REQUIRED TASK: Give only the number of lines in the records below that contain the word "title".

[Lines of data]
━━━━━━━━━━

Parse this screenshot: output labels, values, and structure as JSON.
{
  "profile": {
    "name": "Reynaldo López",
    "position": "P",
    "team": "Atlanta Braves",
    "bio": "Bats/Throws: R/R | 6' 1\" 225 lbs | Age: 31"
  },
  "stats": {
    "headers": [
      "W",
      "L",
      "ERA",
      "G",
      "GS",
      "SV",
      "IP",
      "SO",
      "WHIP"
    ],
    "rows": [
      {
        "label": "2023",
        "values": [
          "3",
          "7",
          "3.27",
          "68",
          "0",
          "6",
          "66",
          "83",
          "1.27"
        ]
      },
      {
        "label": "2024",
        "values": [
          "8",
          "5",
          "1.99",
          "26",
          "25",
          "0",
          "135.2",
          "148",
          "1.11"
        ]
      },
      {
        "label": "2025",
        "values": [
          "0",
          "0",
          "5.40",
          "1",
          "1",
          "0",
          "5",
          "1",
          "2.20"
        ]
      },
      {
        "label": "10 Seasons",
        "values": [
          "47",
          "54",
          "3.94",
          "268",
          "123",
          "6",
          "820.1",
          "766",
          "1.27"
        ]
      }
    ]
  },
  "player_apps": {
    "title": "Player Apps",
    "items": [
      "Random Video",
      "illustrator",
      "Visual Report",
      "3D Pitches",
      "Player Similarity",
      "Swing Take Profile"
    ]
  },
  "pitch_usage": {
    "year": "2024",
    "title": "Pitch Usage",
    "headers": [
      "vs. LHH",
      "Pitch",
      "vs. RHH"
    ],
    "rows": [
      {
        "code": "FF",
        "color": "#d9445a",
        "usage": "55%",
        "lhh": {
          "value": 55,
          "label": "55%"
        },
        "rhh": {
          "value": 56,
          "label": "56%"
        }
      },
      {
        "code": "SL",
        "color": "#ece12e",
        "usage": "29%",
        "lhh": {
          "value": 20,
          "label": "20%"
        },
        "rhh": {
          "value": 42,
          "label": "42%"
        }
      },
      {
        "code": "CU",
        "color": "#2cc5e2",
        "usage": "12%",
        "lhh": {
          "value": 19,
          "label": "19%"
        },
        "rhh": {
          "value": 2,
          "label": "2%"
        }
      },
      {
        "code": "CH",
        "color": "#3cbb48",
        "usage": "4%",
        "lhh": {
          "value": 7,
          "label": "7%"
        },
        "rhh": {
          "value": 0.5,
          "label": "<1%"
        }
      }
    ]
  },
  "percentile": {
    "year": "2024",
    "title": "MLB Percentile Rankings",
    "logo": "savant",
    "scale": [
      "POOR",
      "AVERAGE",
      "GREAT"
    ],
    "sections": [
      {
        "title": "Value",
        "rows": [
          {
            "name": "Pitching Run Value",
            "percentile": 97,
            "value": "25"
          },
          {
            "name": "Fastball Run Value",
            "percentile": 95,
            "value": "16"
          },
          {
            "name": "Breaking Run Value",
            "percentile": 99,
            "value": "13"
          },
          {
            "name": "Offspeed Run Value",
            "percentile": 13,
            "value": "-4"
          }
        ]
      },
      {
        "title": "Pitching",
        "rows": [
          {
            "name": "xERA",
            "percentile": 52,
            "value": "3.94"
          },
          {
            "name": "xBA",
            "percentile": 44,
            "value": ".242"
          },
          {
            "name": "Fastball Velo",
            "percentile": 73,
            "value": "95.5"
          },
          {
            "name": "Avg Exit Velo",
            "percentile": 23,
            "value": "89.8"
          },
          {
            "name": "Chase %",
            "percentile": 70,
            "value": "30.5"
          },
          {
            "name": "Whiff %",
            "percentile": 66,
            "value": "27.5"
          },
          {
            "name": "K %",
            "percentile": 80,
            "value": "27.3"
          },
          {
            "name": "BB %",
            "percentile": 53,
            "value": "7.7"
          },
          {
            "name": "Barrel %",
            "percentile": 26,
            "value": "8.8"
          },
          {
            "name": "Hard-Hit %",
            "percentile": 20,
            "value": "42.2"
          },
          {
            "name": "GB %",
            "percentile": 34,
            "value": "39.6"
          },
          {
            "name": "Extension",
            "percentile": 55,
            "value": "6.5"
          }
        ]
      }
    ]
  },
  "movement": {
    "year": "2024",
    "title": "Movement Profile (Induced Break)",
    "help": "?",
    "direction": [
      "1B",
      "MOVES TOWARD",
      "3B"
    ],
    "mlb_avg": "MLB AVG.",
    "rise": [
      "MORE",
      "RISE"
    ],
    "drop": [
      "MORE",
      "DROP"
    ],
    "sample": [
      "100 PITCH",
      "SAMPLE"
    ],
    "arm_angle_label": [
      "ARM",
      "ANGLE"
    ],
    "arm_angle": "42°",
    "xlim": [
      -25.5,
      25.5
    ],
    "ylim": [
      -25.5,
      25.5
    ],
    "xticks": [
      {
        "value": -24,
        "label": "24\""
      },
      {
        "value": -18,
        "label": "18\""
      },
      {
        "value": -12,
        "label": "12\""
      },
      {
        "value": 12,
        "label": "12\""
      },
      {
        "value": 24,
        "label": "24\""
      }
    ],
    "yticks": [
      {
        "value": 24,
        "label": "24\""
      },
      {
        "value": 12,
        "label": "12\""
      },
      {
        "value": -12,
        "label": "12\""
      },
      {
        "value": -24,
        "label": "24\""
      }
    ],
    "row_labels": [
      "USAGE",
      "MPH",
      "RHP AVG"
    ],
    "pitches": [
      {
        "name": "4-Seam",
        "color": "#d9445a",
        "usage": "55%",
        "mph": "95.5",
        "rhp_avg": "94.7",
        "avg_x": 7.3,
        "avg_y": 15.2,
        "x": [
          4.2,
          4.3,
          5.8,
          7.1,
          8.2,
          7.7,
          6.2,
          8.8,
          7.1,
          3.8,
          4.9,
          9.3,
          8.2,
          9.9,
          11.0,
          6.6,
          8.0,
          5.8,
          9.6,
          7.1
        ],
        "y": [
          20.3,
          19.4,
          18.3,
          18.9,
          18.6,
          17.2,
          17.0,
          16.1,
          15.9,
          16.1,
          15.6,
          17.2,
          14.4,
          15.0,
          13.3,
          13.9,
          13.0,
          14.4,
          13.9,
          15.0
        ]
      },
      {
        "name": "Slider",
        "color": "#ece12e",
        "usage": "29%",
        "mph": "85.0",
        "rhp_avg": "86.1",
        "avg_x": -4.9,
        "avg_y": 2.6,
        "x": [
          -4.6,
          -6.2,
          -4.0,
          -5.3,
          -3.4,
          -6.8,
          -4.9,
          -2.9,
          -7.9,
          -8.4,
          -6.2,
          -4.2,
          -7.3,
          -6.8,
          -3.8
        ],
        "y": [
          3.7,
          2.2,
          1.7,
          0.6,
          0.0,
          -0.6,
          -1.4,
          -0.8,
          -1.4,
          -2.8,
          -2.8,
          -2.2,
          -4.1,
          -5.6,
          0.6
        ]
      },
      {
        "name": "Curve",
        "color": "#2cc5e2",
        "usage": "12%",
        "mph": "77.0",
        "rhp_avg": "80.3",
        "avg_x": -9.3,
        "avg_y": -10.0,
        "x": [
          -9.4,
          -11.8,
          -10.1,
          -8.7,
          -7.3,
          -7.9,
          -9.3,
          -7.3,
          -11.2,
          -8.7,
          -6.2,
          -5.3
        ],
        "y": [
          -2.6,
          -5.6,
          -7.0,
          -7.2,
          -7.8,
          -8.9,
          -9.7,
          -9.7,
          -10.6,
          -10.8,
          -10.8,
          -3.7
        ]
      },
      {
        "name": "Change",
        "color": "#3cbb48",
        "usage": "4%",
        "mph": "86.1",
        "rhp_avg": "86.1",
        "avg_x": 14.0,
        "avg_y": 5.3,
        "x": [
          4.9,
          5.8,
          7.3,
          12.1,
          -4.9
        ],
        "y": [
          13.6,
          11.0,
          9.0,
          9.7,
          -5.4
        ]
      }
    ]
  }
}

━━━━━━━━━━

EXERCISE RESPONSE: 6